Data provided:
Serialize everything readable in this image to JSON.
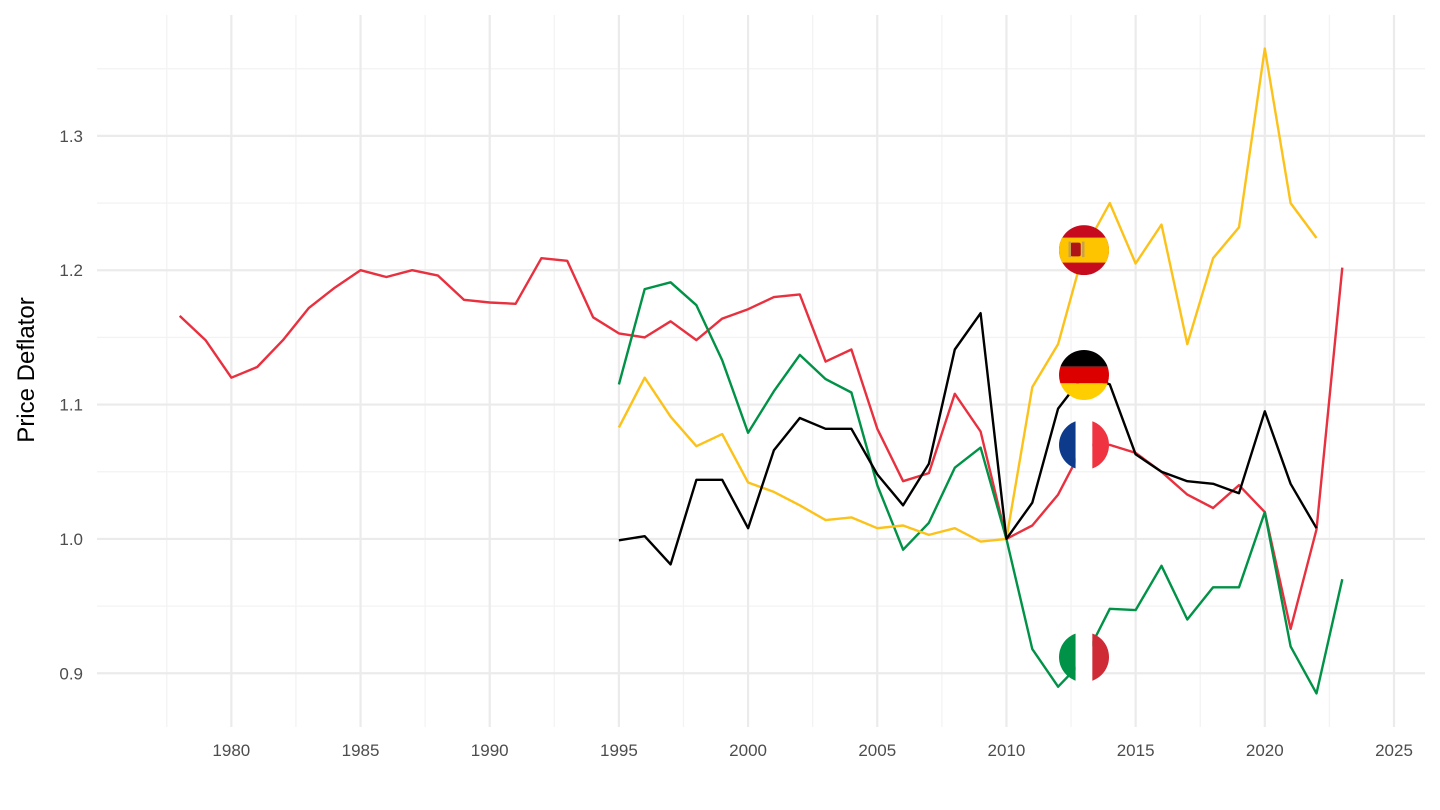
{
  "chart_data": {
    "type": "line",
    "title": "",
    "xlabel": "",
    "ylabel": "Price Deflator",
    "xlim": [
      1974.8,
      2026.2
    ],
    "ylim": [
      0.86,
      1.39
    ],
    "x_ticks": [
      1980,
      1985,
      1990,
      1995,
      2000,
      2005,
      2010,
      2015,
      2020,
      2025
    ],
    "y_ticks": [
      0.9,
      1.0,
      1.1,
      1.2,
      1.3
    ],
    "y_tick_labels": [
      "0.9",
      "1.0",
      "1.1",
      "1.2",
      "1.3"
    ],
    "grid": true,
    "legend": "flag icons on lines at 2013",
    "series": [
      {
        "id": "france",
        "flag": "france-flag-icon",
        "color": "#E8303F",
        "x": [
          1978,
          1979,
          1980,
          1981,
          1982,
          1983,
          1984,
          1985,
          1986,
          1987,
          1988,
          1989,
          1990,
          1991,
          1992,
          1993,
          1994,
          1995,
          1996,
          1997,
          1998,
          1999,
          2000,
          2001,
          2002,
          2003,
          2004,
          2005,
          2006,
          2007,
          2008,
          2009,
          2010,
          2011,
          2012,
          2013,
          2014,
          2015,
          2016,
          2017,
          2018,
          2019,
          2020,
          2021,
          2022,
          2023
        ],
        "values": [
          1.166,
          1.148,
          1.12,
          1.128,
          1.148,
          1.172,
          1.187,
          1.2,
          1.195,
          1.2,
          1.196,
          1.178,
          1.176,
          1.175,
          1.209,
          1.207,
          1.165,
          1.153,
          1.15,
          1.162,
          1.148,
          1.164,
          1.171,
          1.18,
          1.182,
          1.132,
          1.141,
          1.082,
          1.043,
          1.049,
          1.108,
          1.08,
          1.0,
          1.01,
          1.033,
          1.07,
          1.07,
          1.064,
          1.05,
          1.033,
          1.023,
          1.04,
          1.02,
          0.933,
          1.007,
          1.202
        ]
      },
      {
        "id": "italy",
        "flag": "italy-flag-icon",
        "color": "#009246",
        "x": [
          1995,
          1996,
          1997,
          1998,
          1999,
          2000,
          2001,
          2002,
          2003,
          2004,
          2005,
          2006,
          2007,
          2008,
          2009,
          2010,
          2011,
          2012,
          2013,
          2014,
          2015,
          2016,
          2017,
          2018,
          2019,
          2020,
          2021,
          2022,
          2023
        ],
        "values": [
          1.115,
          1.186,
          1.191,
          1.174,
          1.133,
          1.079,
          1.11,
          1.137,
          1.119,
          1.109,
          1.04,
          0.992,
          1.012,
          1.053,
          1.068,
          1.0,
          0.918,
          0.89,
          0.91,
          0.948,
          0.947,
          0.98,
          0.94,
          0.964,
          0.964,
          1.02,
          0.92,
          0.885,
          0.97
        ]
      },
      {
        "id": "spain",
        "flag": "spain-flag-icon",
        "color": "#FCC219",
        "x": [
          1995,
          1996,
          1997,
          1998,
          1999,
          2000,
          2001,
          2002,
          2003,
          2004,
          2005,
          2006,
          2007,
          2008,
          2009,
          2010,
          2011,
          2012,
          2013,
          2014,
          2015,
          2016,
          2017,
          2018,
          2019,
          2020,
          2021,
          2022
        ],
        "values": [
          1.083,
          1.12,
          1.091,
          1.069,
          1.078,
          1.042,
          1.035,
          1.025,
          1.014,
          1.016,
          1.008,
          1.01,
          1.003,
          1.008,
          0.998,
          1.0,
          1.113,
          1.145,
          1.215,
          1.25,
          1.205,
          1.234,
          1.145,
          1.209,
          1.232,
          1.365,
          1.25,
          1.224
        ]
      },
      {
        "id": "germany",
        "flag": "germany-flag-icon",
        "color": "#000000",
        "x": [
          1995,
          1996,
          1997,
          1998,
          1999,
          2000,
          2001,
          2002,
          2003,
          2004,
          2005,
          2006,
          2007,
          2008,
          2009,
          2010,
          2011,
          2012,
          2013,
          2014,
          2015,
          2016,
          2017,
          2018,
          2019,
          2020,
          2021,
          2022
        ],
        "values": [
          0.999,
          1.002,
          0.981,
          1.044,
          1.044,
          1.008,
          1.066,
          1.09,
          1.082,
          1.082,
          1.048,
          1.025,
          1.056,
          1.141,
          1.168,
          1.0,
          1.027,
          1.097,
          1.122,
          1.115,
          1.063,
          1.05,
          1.043,
          1.041,
          1.034,
          1.095,
          1.041,
          1.008
        ]
      }
    ],
    "flags": [
      {
        "name": "spain-flag-icon",
        "year": 2013,
        "value": 1.215
      },
      {
        "name": "germany-flag-icon",
        "year": 2013,
        "value": 1.122
      },
      {
        "name": "france-flag-icon",
        "year": 2013,
        "value": 1.07
      },
      {
        "name": "italy-flag-icon",
        "year": 2013,
        "value": 0.912
      }
    ],
    "colors": {
      "grid_major": "#ebebeb",
      "grid_minor": "#f3f3f3",
      "tick_text": "#4d4d4d"
    }
  }
}
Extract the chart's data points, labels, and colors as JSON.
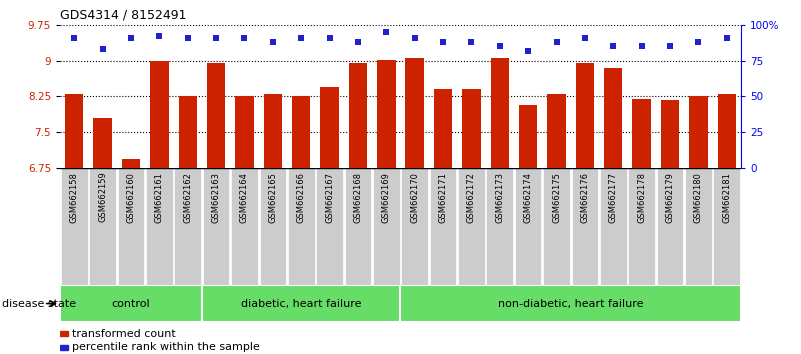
{
  "title": "GDS4314 / 8152491",
  "samples": [
    "GSM662158",
    "GSM662159",
    "GSM662160",
    "GSM662161",
    "GSM662162",
    "GSM662163",
    "GSM662164",
    "GSM662165",
    "GSM662166",
    "GSM662167",
    "GSM662168",
    "GSM662169",
    "GSM662170",
    "GSM662171",
    "GSM662172",
    "GSM662173",
    "GSM662174",
    "GSM662175",
    "GSM662176",
    "GSM662177",
    "GSM662178",
    "GSM662179",
    "GSM662180",
    "GSM662181"
  ],
  "bar_values": [
    8.3,
    7.8,
    6.95,
    9.0,
    8.25,
    8.95,
    8.25,
    8.3,
    8.25,
    8.45,
    8.95,
    9.02,
    9.05,
    8.4,
    8.4,
    9.05,
    8.08,
    8.3,
    8.95,
    8.85,
    8.2,
    8.18,
    8.25,
    8.3
  ],
  "dot_values": [
    91,
    83,
    91,
    92,
    91,
    91,
    91,
    88,
    91,
    91,
    88,
    95,
    91,
    88,
    88,
    85,
    82,
    88,
    91,
    85,
    85,
    85,
    88,
    91
  ],
  "ylim_left": [
    6.75,
    9.75
  ],
  "ylim_right": [
    0,
    100
  ],
  "yticks_left": [
    6.75,
    7.5,
    8.25,
    9.0,
    9.75
  ],
  "ytick_labels_left": [
    "6.75",
    "7.5",
    "8.25",
    "9",
    "9.75"
  ],
  "yticks_right": [
    0,
    25,
    50,
    75,
    100
  ],
  "ytick_labels_right": [
    "0",
    "25",
    "50",
    "75",
    "100%"
  ],
  "hgrid_lines": [
    7.5,
    8.25,
    9.0,
    9.75
  ],
  "bar_color": "#cc2200",
  "dot_color": "#2222cc",
  "groups": [
    {
      "label": "control",
      "start": 0,
      "end": 5
    },
    {
      "label": "diabetic, heart failure",
      "start": 5,
      "end": 12
    },
    {
      "label": "non-diabetic, heart failure",
      "start": 12,
      "end": 24
    }
  ],
  "group_color": "#66dd66",
  "xticklabel_bg": "#cccccc",
  "label_transformed": "transformed count",
  "label_percentile": "percentile rank within the sample",
  "disease_state_label": "disease state"
}
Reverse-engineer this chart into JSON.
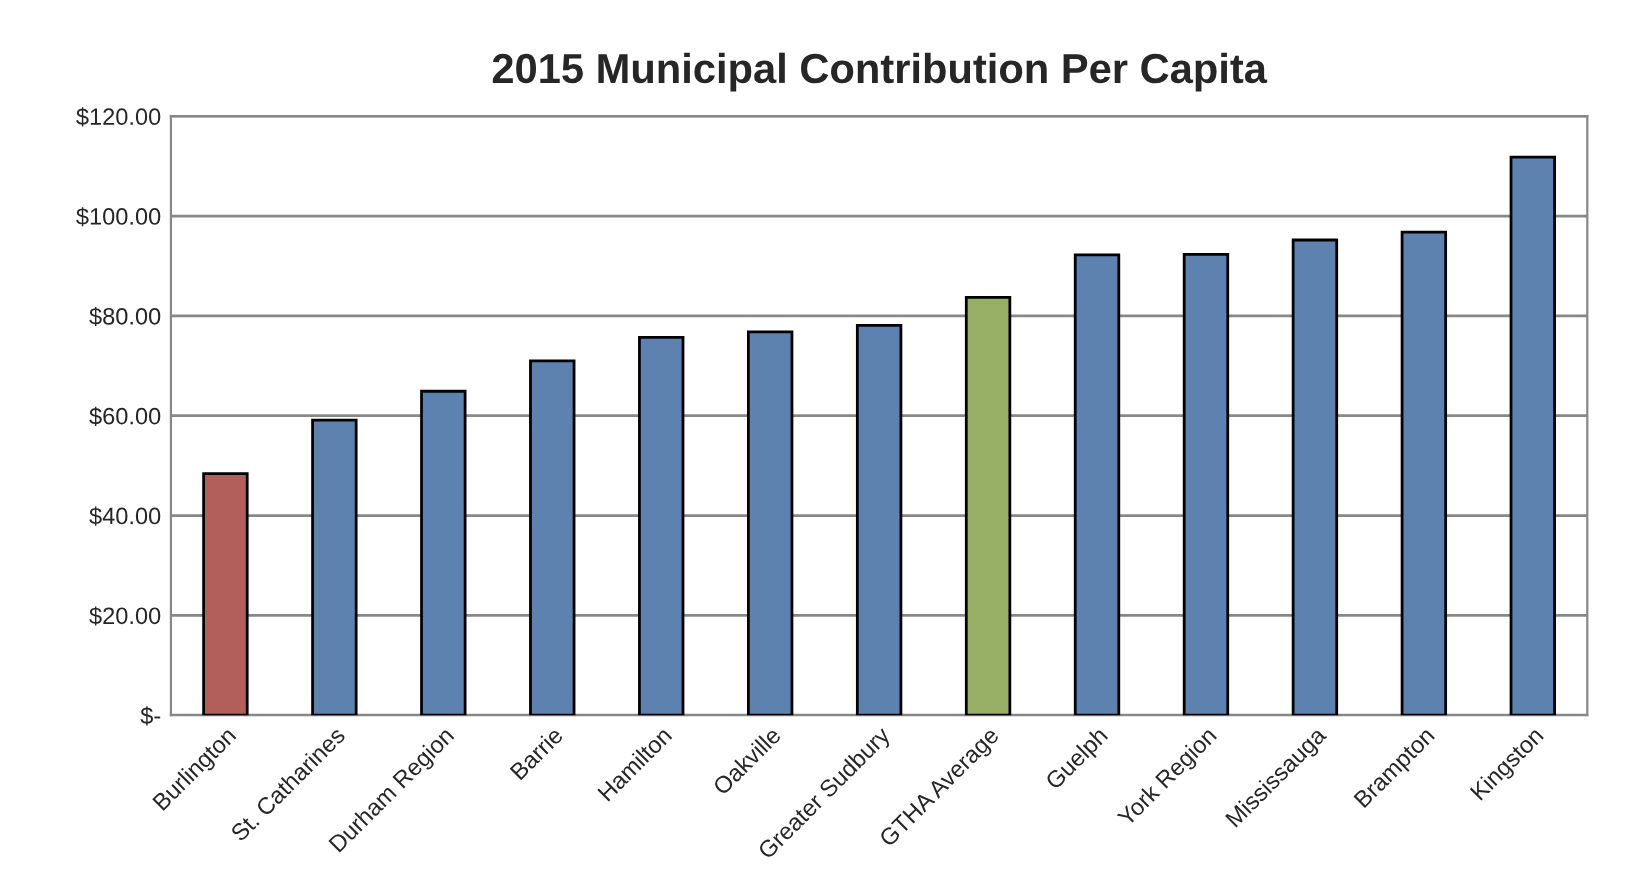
{
  "chart_data": {
    "type": "bar",
    "title": "2015 Municipal Contribution Per Capita",
    "categories": [
      "Burlington",
      "St. Catharines",
      "Durham Region",
      "Barrie",
      "Hamilton",
      "Oakville",
      "Greater Sudbury",
      "GTHA Average",
      "Guelph",
      "York Region",
      "Mississauga",
      "Brampton",
      "Kingston"
    ],
    "values": [
      48.4,
      59.1,
      64.9,
      71.0,
      75.7,
      76.8,
      78.1,
      83.7,
      92.2,
      92.3,
      95.2,
      96.8,
      111.8
    ],
    "colors": [
      "#c0504d",
      "#4f81bd",
      "#4f81bd",
      "#4f81bd",
      "#4f81bd",
      "#4f81bd",
      "#4f81bd",
      "#9bbb59",
      "#4f81bd",
      "#4f81bd",
      "#4f81bd",
      "#4f81bd",
      "#4f81bd"
    ],
    "ylim": [
      0,
      120
    ],
    "yticks": [
      {
        "value": 0,
        "label": "$-"
      },
      {
        "value": 20,
        "label": "$20.00"
      },
      {
        "value": 40,
        "label": "$40.00"
      },
      {
        "value": 60,
        "label": "$60.00"
      },
      {
        "value": 80,
        "label": "$80.00"
      },
      {
        "value": 100,
        "label": "$100.00"
      },
      {
        "value": 120,
        "label": "$120.00"
      }
    ],
    "grid": "y",
    "legend": false
  }
}
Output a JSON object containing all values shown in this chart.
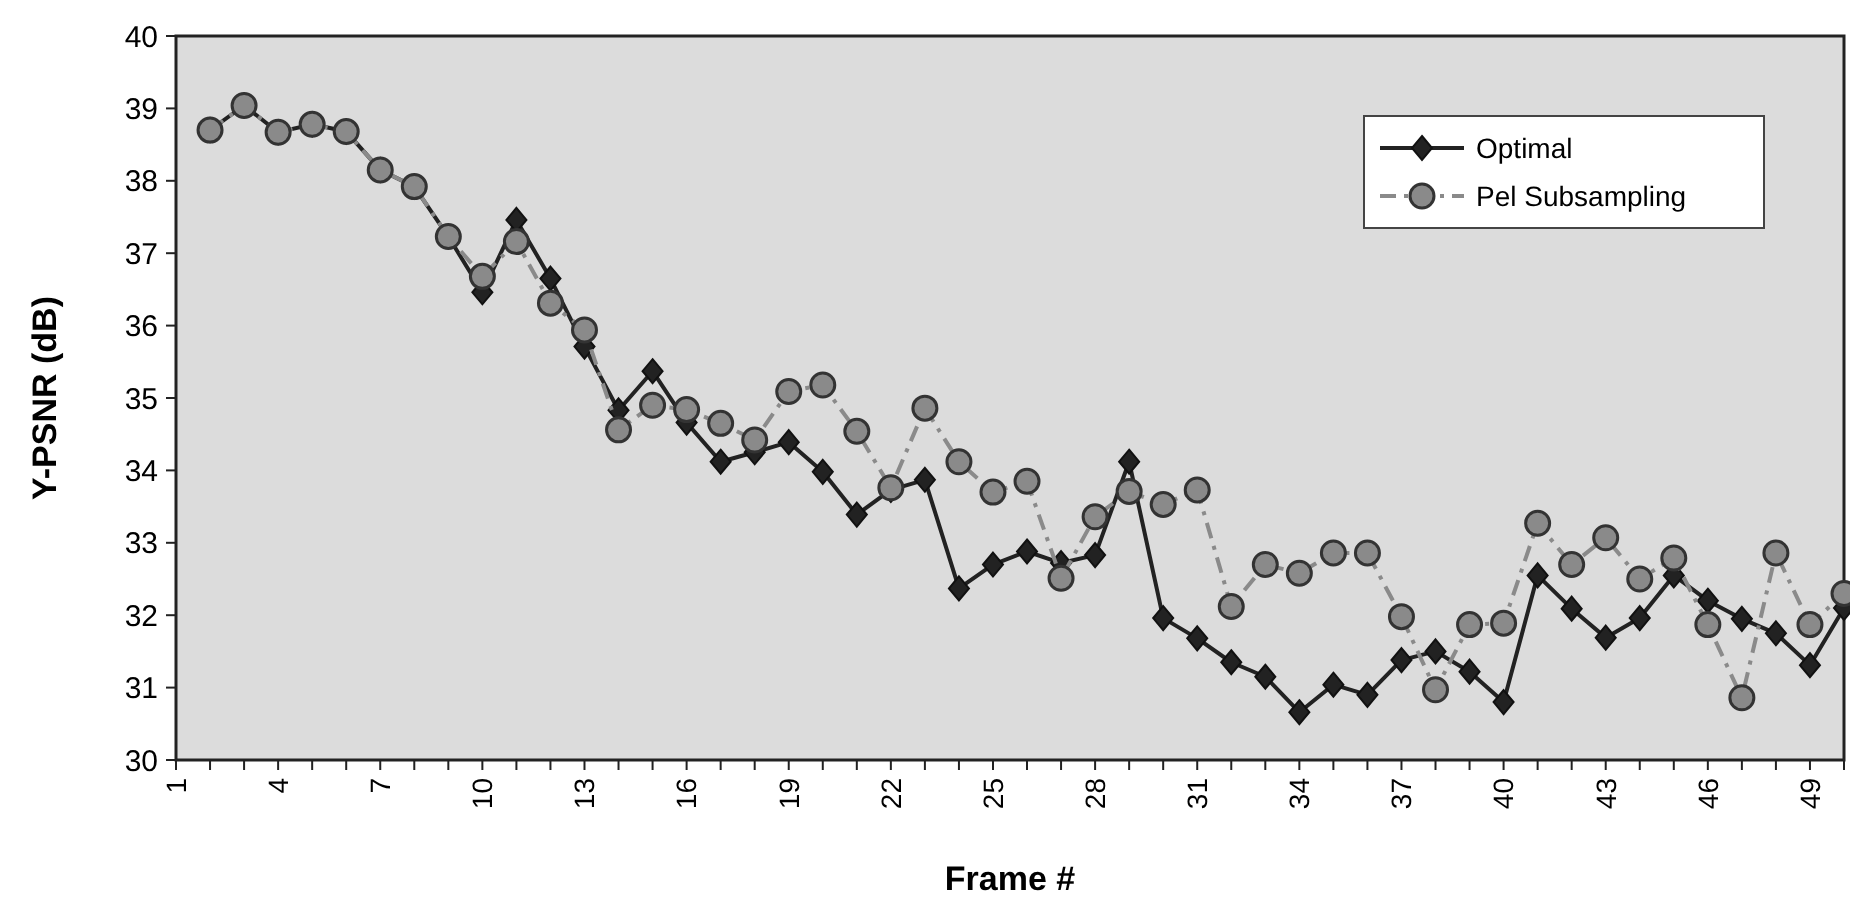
{
  "chart_data": {
    "type": "line",
    "xlabel": "Frame #",
    "ylabel": "Y-PSNR (dB)",
    "categories": [
      "1",
      null,
      null,
      "4",
      null,
      null,
      "7",
      null,
      null,
      "10",
      null,
      null,
      "13",
      null,
      null,
      "16",
      null,
      null,
      "19",
      null,
      null,
      "22",
      null,
      null,
      "25",
      null,
      null,
      "28",
      null,
      null,
      "31",
      null,
      null,
      "34",
      null,
      null,
      "37",
      null,
      null,
      "40",
      null,
      null,
      "43",
      null,
      null,
      "46",
      null,
      null,
      "49",
      null
    ],
    "series": [
      {
        "name": "Optimal",
        "color": "#222222",
        "marker": "diamond",
        "line_style": "solid",
        "values": [
          null,
          38.7,
          39.04,
          38.67,
          38.78,
          38.68,
          38.15,
          37.92,
          37.23,
          36.46,
          37.46,
          36.65,
          35.71,
          34.83,
          35.37,
          34.66,
          34.12,
          34.25,
          34.39,
          33.98,
          33.39,
          33.73,
          33.87,
          32.37,
          32.7,
          32.88,
          32.72,
          32.83,
          34.12,
          31.96,
          31.68,
          31.35,
          31.15,
          30.66,
          31.04,
          30.9,
          31.38,
          31.5,
          31.22,
          30.8,
          32.55,
          32.09,
          31.69,
          31.96,
          32.55,
          32.2,
          31.95,
          31.75,
          31.31,
          32.1
        ]
      },
      {
        "name": "Pel Subsampling",
        "color": "#8a8a8a",
        "marker": "circle",
        "line_style": "dashed",
        "values": [
          null,
          38.7,
          39.04,
          38.67,
          38.78,
          38.68,
          38.15,
          37.92,
          37.23,
          36.68,
          37.16,
          36.31,
          35.94,
          34.56,
          34.9,
          34.84,
          34.65,
          34.42,
          35.09,
          35.18,
          34.54,
          33.76,
          34.86,
          34.12,
          33.7,
          33.85,
          32.51,
          33.36,
          33.71,
          33.53,
          33.73,
          32.12,
          32.7,
          32.58,
          32.86,
          32.86,
          31.98,
          30.97,
          31.87,
          31.89,
          33.27,
          32.7,
          33.07,
          32.5,
          32.79,
          31.87,
          30.86,
          32.86,
          31.87,
          32.3
        ]
      }
    ],
    "ylim": [
      30,
      40
    ],
    "yticks": [
      30,
      31,
      32,
      33,
      34,
      35,
      36,
      37,
      38,
      39,
      40
    ],
    "grid": false,
    "legend": "top right"
  }
}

Required task: Identify every line above that includes the word "diabetic", and show those lines.

Task response:
      "label": "diabetic, heart failure",
      "label": "non-diabetic, heart failure",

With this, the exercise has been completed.